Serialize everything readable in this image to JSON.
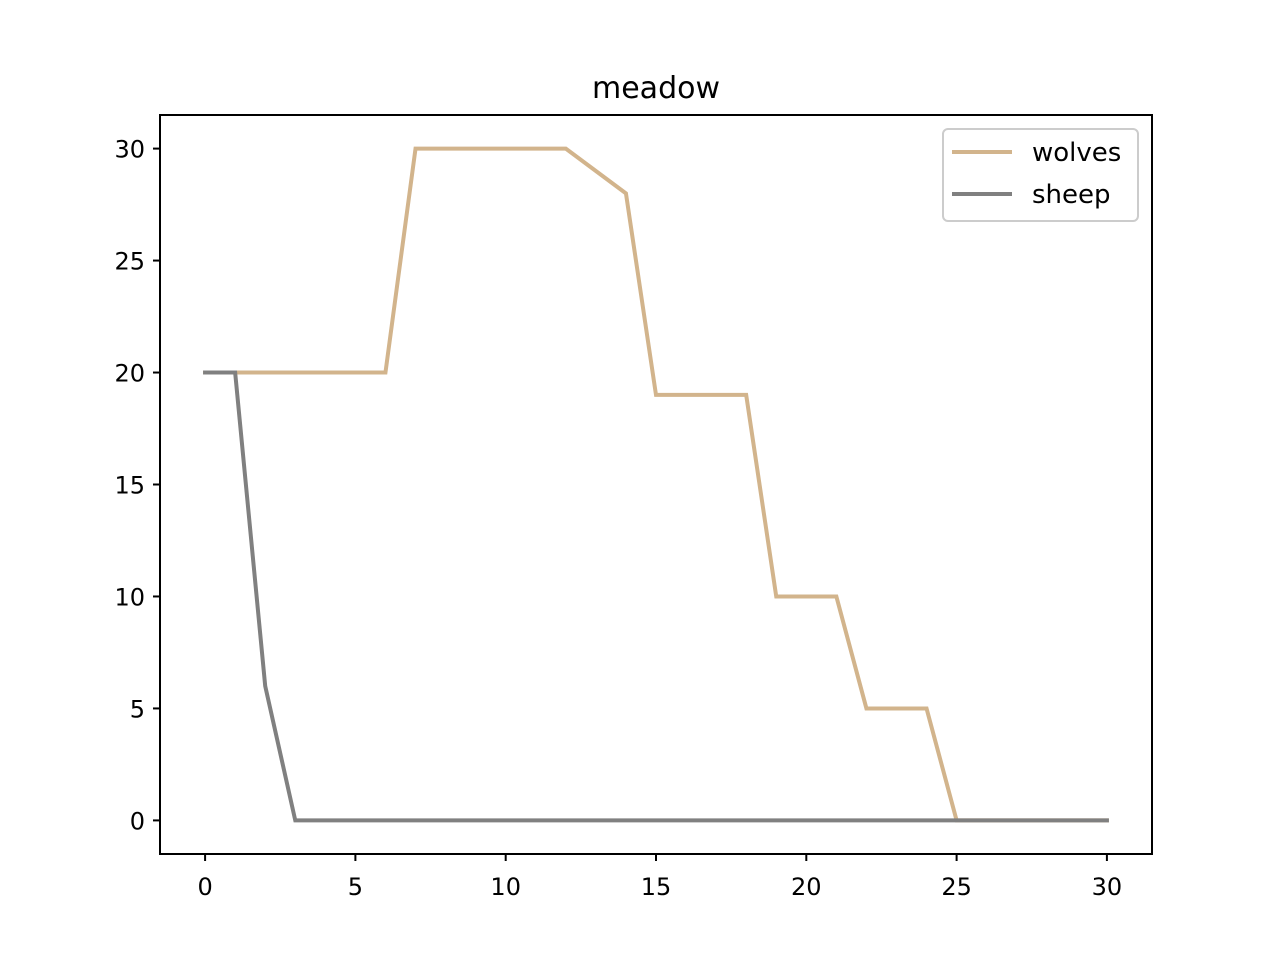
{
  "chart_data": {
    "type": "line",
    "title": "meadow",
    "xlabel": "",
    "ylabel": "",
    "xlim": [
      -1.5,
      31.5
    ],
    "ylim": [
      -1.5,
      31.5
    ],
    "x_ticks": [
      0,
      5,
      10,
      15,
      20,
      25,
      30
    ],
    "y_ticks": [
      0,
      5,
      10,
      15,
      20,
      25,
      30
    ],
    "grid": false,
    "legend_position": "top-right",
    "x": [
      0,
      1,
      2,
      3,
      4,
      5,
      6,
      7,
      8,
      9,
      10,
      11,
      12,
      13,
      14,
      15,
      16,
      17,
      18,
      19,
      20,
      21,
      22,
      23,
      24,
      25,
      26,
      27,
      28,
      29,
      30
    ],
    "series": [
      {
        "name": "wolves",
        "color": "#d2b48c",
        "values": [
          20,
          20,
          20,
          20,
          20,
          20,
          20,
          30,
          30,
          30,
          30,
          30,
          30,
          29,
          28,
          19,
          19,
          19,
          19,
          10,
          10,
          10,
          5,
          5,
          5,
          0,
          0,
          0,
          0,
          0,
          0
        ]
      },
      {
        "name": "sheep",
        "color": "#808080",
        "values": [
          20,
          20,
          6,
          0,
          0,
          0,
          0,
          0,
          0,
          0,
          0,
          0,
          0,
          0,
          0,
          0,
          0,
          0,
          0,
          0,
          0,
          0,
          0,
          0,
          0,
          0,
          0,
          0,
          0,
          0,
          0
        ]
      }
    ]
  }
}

********

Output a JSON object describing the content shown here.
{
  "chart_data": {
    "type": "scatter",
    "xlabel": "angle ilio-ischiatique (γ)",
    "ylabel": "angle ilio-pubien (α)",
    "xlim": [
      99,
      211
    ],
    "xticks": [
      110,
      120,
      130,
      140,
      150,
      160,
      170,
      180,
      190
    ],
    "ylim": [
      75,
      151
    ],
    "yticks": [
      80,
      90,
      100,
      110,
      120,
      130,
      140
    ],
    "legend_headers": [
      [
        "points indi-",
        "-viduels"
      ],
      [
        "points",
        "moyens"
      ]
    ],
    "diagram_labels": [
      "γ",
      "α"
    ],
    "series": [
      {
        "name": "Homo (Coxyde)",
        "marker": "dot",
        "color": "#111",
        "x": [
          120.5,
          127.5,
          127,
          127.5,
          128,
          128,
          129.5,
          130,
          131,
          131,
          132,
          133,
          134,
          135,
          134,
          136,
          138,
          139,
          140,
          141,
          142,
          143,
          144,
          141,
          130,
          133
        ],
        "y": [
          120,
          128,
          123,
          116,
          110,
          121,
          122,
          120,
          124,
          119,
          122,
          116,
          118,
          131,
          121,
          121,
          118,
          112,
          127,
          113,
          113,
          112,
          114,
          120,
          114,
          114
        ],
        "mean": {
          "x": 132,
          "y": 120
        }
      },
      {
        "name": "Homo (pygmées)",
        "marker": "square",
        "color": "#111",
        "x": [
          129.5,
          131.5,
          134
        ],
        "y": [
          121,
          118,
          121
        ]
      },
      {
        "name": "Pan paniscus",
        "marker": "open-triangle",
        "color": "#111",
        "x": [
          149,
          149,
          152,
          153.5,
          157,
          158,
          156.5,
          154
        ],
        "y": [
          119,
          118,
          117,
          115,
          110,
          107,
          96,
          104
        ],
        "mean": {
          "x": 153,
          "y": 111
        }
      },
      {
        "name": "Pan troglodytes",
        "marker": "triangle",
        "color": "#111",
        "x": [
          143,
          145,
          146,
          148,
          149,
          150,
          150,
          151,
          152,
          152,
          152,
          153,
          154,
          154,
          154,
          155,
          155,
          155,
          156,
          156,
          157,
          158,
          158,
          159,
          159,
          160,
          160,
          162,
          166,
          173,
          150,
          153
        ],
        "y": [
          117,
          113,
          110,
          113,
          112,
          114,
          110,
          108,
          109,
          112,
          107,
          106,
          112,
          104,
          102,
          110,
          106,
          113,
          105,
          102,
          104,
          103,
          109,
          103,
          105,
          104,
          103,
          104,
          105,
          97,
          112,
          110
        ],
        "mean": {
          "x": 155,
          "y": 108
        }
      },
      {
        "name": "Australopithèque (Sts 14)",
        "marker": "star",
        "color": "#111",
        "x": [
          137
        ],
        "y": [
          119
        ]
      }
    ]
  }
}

********

Return only the number of lines in the data above that include the word "name".

7